What the exercise asks: Please determine how many lines of the material include the word "доставлених", and respond with nothing but that number.

Data for the task:
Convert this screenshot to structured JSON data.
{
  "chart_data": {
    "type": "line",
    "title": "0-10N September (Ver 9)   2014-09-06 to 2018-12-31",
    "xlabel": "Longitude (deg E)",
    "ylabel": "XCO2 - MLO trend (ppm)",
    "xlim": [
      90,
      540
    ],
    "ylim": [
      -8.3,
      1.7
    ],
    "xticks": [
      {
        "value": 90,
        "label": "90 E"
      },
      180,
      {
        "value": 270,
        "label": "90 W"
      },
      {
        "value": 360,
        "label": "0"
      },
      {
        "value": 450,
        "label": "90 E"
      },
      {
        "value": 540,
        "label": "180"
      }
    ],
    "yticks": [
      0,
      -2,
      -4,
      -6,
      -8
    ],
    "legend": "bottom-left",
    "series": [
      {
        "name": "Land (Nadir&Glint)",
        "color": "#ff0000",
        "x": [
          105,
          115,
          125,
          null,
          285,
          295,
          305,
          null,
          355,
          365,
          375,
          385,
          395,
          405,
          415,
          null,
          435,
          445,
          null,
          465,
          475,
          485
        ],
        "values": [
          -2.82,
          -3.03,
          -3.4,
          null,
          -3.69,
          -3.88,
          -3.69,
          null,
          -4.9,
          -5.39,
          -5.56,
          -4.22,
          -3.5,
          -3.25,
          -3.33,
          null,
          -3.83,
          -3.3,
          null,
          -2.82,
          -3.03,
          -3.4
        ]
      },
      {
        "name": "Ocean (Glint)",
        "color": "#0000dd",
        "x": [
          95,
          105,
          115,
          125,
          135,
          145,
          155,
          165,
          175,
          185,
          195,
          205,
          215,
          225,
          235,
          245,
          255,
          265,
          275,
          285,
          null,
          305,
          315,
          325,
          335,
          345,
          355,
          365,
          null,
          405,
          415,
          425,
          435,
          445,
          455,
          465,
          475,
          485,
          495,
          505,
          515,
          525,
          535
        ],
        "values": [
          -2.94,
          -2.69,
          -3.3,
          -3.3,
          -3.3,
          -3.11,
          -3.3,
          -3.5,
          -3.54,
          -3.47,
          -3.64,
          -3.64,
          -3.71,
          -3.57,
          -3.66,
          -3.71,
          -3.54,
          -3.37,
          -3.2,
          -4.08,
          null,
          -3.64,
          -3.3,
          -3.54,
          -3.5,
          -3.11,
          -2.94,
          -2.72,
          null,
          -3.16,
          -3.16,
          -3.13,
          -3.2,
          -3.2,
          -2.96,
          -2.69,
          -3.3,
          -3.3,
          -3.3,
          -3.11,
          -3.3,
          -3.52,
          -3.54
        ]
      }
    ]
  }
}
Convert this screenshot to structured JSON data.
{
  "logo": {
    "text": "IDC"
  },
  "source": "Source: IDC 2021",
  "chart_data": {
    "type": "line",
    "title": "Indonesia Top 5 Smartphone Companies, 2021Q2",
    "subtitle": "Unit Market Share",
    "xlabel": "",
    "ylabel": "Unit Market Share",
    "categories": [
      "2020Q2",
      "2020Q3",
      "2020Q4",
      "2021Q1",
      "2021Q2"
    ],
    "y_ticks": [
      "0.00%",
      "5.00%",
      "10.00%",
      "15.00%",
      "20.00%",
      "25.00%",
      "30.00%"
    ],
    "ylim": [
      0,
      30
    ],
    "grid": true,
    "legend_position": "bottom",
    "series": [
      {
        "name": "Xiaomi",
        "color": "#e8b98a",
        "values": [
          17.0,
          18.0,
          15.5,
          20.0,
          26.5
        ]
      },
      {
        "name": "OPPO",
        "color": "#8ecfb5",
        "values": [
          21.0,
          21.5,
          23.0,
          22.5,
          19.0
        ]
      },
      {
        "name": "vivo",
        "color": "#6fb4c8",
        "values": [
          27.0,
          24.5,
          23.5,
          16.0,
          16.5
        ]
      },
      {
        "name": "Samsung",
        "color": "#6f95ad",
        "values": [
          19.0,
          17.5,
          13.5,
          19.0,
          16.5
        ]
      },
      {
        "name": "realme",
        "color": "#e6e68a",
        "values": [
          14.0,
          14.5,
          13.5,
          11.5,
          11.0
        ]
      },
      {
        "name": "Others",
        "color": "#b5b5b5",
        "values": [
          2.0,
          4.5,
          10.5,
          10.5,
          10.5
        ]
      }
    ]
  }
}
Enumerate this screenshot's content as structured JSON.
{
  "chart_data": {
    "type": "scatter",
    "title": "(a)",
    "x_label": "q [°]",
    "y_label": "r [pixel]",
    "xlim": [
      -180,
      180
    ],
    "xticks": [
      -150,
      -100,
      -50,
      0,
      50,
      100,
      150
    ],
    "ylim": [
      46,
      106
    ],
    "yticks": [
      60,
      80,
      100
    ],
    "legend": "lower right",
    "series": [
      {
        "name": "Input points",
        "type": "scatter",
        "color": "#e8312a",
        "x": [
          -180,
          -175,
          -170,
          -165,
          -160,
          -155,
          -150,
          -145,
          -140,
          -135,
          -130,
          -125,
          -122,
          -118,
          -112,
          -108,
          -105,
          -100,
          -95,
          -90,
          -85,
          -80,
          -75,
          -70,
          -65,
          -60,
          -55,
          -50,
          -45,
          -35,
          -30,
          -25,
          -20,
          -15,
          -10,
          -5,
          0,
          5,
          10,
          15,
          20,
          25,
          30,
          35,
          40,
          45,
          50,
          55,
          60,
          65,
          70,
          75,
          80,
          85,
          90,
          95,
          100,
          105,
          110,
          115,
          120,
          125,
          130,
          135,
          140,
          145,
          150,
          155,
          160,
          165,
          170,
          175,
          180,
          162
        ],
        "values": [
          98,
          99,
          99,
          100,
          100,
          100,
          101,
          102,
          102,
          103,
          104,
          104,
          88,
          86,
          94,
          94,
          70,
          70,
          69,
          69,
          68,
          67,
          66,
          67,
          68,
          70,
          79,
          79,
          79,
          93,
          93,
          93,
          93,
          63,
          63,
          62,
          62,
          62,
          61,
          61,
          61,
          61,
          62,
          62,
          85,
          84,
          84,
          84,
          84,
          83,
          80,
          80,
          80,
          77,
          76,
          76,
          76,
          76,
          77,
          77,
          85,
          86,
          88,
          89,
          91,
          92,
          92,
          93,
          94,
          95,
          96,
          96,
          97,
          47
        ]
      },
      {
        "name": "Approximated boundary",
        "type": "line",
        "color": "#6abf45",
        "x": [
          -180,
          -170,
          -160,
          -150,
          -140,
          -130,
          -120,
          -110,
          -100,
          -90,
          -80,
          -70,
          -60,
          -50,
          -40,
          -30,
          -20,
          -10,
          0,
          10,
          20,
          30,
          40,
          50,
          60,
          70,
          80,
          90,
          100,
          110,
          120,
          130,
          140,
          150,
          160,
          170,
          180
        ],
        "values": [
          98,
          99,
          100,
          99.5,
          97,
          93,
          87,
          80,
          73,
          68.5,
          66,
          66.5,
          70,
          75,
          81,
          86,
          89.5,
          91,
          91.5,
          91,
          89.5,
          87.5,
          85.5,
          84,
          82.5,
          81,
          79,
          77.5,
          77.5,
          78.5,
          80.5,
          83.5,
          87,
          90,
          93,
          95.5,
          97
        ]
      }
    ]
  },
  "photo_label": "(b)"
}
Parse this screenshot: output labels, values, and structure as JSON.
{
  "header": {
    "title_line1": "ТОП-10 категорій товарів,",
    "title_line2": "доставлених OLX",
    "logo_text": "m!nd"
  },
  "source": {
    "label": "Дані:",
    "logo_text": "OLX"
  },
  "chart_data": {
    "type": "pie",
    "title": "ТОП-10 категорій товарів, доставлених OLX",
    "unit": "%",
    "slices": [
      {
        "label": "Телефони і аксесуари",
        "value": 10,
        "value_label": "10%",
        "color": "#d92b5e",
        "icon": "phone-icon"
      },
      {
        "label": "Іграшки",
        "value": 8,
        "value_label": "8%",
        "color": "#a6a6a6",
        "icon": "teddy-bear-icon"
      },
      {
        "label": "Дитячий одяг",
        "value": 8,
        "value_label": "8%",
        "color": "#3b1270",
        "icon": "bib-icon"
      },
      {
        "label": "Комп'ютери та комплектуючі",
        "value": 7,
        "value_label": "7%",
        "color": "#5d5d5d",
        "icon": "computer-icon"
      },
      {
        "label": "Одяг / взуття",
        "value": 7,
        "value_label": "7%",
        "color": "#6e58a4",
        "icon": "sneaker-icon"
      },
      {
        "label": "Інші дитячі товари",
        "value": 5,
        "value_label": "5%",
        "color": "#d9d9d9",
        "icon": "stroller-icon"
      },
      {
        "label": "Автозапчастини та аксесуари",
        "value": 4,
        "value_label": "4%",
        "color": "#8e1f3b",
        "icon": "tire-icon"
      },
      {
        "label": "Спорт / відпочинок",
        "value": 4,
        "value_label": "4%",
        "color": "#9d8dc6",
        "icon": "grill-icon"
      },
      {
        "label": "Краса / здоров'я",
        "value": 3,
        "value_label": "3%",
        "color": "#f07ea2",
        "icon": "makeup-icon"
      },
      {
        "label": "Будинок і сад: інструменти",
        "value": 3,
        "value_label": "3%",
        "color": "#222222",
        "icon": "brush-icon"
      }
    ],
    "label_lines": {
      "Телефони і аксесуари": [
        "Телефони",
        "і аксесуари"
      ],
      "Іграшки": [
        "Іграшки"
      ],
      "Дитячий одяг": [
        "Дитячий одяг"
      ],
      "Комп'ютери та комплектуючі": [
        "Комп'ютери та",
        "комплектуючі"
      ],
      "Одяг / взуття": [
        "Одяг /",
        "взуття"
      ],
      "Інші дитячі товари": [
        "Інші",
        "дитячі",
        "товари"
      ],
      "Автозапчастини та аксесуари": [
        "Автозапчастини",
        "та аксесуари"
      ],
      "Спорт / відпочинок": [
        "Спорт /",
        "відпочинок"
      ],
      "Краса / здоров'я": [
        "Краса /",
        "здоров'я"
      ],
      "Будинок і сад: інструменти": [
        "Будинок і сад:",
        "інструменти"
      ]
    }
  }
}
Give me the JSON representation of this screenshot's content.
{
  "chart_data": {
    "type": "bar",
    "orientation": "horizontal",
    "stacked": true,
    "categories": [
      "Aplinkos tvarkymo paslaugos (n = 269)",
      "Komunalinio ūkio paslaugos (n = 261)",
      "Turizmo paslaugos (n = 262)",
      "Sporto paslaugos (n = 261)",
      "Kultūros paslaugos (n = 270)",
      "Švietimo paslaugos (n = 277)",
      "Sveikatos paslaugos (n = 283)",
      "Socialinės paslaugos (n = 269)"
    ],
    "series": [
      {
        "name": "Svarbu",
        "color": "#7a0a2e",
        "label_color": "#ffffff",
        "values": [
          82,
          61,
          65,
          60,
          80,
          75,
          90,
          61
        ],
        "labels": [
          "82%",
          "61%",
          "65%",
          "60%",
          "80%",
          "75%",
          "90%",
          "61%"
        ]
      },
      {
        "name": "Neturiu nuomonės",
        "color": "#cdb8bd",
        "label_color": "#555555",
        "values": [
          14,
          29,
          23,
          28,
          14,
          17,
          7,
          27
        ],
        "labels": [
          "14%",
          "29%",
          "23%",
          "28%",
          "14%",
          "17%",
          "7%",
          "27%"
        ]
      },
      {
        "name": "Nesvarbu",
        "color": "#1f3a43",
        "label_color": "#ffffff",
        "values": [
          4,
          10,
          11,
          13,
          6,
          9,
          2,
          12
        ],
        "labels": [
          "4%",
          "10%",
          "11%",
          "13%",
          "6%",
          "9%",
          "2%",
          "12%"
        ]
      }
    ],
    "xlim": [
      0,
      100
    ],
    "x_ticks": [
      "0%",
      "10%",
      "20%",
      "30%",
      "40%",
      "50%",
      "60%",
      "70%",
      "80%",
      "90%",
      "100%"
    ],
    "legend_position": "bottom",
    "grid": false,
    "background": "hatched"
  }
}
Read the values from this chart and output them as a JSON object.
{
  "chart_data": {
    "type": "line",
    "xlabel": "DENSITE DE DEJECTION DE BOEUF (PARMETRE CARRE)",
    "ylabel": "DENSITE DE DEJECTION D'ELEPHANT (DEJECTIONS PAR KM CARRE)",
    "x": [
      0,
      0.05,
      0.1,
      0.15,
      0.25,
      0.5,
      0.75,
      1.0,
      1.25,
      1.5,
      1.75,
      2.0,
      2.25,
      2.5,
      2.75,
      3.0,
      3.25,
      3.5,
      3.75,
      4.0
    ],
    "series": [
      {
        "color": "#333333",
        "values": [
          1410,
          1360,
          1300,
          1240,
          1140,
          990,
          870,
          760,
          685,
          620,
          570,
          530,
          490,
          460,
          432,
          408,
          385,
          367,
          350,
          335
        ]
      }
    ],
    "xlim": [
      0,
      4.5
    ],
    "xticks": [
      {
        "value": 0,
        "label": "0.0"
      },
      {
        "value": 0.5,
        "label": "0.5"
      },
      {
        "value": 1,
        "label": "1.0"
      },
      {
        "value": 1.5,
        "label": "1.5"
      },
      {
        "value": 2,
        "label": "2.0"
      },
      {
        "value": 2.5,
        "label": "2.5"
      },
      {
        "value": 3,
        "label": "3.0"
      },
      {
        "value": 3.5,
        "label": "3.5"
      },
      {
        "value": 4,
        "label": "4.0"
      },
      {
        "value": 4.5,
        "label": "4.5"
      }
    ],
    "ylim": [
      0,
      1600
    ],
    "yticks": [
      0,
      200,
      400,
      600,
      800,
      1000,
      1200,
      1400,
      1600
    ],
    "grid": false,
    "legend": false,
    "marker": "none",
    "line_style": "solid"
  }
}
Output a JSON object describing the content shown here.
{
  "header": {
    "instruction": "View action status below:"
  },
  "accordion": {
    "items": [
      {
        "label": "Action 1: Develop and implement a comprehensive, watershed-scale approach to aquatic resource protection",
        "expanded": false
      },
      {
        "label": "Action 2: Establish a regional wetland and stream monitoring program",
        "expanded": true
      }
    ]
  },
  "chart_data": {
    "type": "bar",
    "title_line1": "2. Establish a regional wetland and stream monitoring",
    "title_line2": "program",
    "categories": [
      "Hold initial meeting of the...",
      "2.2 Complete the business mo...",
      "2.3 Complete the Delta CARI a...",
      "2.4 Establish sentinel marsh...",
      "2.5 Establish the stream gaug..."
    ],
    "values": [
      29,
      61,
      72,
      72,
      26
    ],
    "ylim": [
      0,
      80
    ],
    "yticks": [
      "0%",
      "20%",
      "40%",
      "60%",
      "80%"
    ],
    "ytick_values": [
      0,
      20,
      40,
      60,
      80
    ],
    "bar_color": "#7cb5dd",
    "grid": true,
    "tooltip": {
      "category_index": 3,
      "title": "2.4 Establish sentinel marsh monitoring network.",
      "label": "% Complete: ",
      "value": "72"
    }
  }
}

Result of the task: 2